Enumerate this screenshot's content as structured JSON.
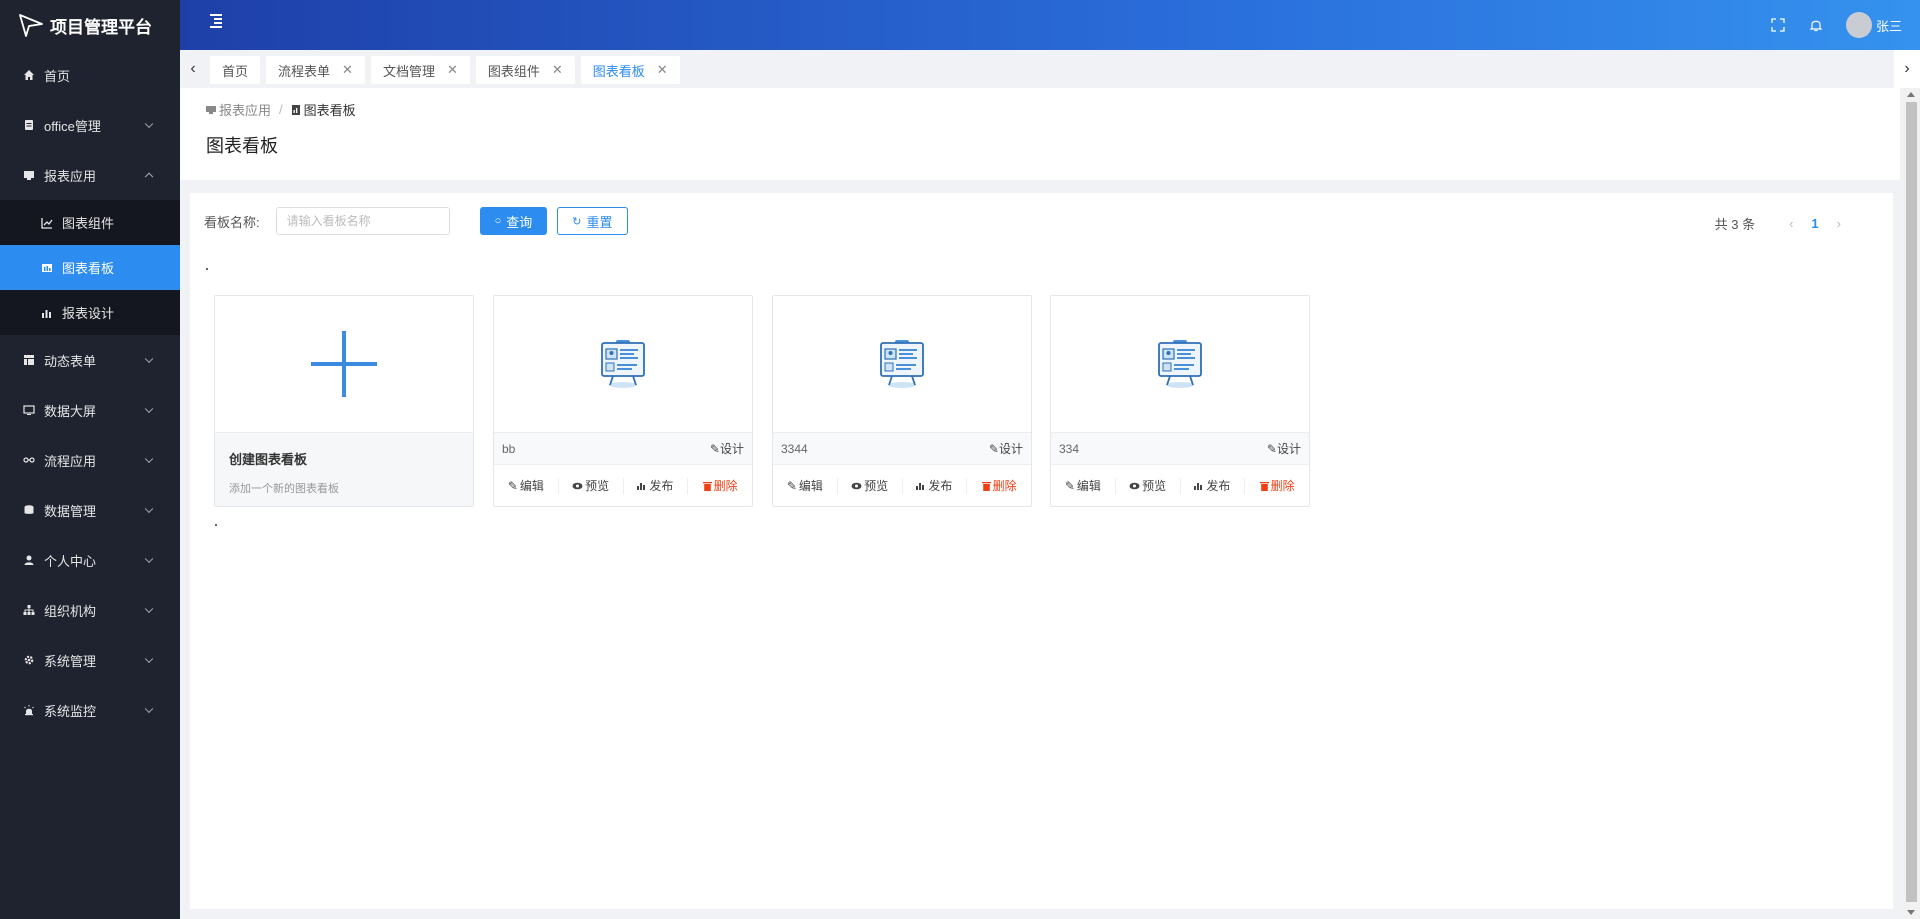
{
  "app": {
    "title": "项目管理平台"
  },
  "sidebar": {
    "items": [
      {
        "label": "首页",
        "icon": "home-icon"
      },
      {
        "label": "office管理",
        "icon": "document-icon"
      },
      {
        "label": "报表应用",
        "icon": "report-icon"
      },
      {
        "label": "动态表单",
        "icon": "table-icon"
      },
      {
        "label": "数据大屏",
        "icon": "monitor-icon"
      },
      {
        "label": "流程应用",
        "icon": "flow-icon"
      },
      {
        "label": "数据管理",
        "icon": "database-icon"
      },
      {
        "label": "个人中心",
        "icon": "user-icon"
      },
      {
        "label": "组织机构",
        "icon": "org-icon"
      },
      {
        "label": "系统管理",
        "icon": "gear-icon"
      },
      {
        "label": "系统监控",
        "icon": "alarm-icon"
      }
    ],
    "submenu": [
      {
        "label": "图表组件",
        "icon": "line-chart-icon"
      },
      {
        "label": "图表看板",
        "icon": "dashboard-icon",
        "active": true
      },
      {
        "label": "报表设计",
        "icon": "bar-chart-icon"
      }
    ]
  },
  "header": {
    "user_name": "张三",
    "icons": [
      "fullscreen-icon",
      "bell-icon"
    ]
  },
  "tabs": [
    {
      "label": "首页",
      "closable": false
    },
    {
      "label": "流程表单",
      "closable": true
    },
    {
      "label": "文档管理",
      "closable": true
    },
    {
      "label": "图表组件",
      "closable": true
    },
    {
      "label": "图表看板",
      "closable": true,
      "active": true
    }
  ],
  "breadcrumb": {
    "parent": "报表应用",
    "separator": "/",
    "current": "图表看板"
  },
  "page": {
    "title": "图表看板"
  },
  "filter": {
    "label": "看板名称:",
    "placeholder": "请输入看板名称",
    "value": "",
    "search_label": "查询",
    "reset_label": "重置"
  },
  "pagination": {
    "total_text": "共 3 条",
    "current_page": "1"
  },
  "create_card": {
    "title": "创建图表看板",
    "subtitle": "添加一个新的图表看板"
  },
  "boards": [
    {
      "name": "bb"
    },
    {
      "name": "3344"
    },
    {
      "name": "334"
    }
  ],
  "card_actions": {
    "design": "设计",
    "edit": "编辑",
    "preview": "预览",
    "publish": "发布",
    "delete": "删除"
  },
  "colors": {
    "sidebar_bg": "#1f2330",
    "accent": "#2d8cf0",
    "danger": "#ed4014",
    "header_start": "#1e3fa8",
    "header_end": "#3592ee"
  }
}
⁂
#### [Task]
Copy each line above precisely, dropping the pictures.

#### [The answer]
Enumerate this screenshot's content as structured JSON.
{
  "app": {
    "title": "项目管理平台"
  },
  "sidebar": {
    "items": [
      {
        "label": "首页",
        "icon": "home-icon"
      },
      {
        "label": "office管理",
        "icon": "document-icon"
      },
      {
        "label": "报表应用",
        "icon": "report-icon"
      },
      {
        "label": "动态表单",
        "icon": "table-icon"
      },
      {
        "label": "数据大屏",
        "icon": "monitor-icon"
      },
      {
        "label": "流程应用",
        "icon": "flow-icon"
      },
      {
        "label": "数据管理",
        "icon": "database-icon"
      },
      {
        "label": "个人中心",
        "icon": "user-icon"
      },
      {
        "label": "组织机构",
        "icon": "org-icon"
      },
      {
        "label": "系统管理",
        "icon": "gear-icon"
      },
      {
        "label": "系统监控",
        "icon": "alarm-icon"
      }
    ],
    "submenu": [
      {
        "label": "图表组件",
        "icon": "line-chart-icon"
      },
      {
        "label": "图表看板",
        "icon": "dashboard-icon",
        "active": true
      },
      {
        "label": "报表设计",
        "icon": "bar-chart-icon"
      }
    ]
  },
  "header": {
    "user_name": "张三",
    "icons": [
      "fullscreen-icon",
      "bell-icon"
    ]
  },
  "tabs": [
    {
      "label": "首页",
      "closable": false
    },
    {
      "label": "流程表单",
      "closable": true
    },
    {
      "label": "文档管理",
      "closable": true
    },
    {
      "label": "图表组件",
      "closable": true
    },
    {
      "label": "图表看板",
      "closable": true,
      "active": true
    }
  ],
  "breadcrumb": {
    "parent": "报表应用",
    "separator": "/",
    "current": "图表看板"
  },
  "page": {
    "title": "图表看板"
  },
  "filter": {
    "label": "看板名称:",
    "placeholder": "请输入看板名称",
    "value": "",
    "search_label": "查询",
    "reset_label": "重置"
  },
  "pagination": {
    "total_text": "共 3 条",
    "current_page": "1"
  },
  "create_card": {
    "title": "创建图表看板",
    "subtitle": "添加一个新的图表看板"
  },
  "boards": [
    {
      "name": "bb"
    },
    {
      "name": "3344"
    },
    {
      "name": "334"
    }
  ],
  "card_actions": {
    "design": "设计",
    "edit": "编辑",
    "preview": "预览",
    "publish": "发布",
    "delete": "删除"
  },
  "colors": {
    "sidebar_bg": "#1f2330",
    "accent": "#2d8cf0",
    "danger": "#ed4014",
    "header_start": "#1e3fa8",
    "header_end": "#3592ee"
  }
}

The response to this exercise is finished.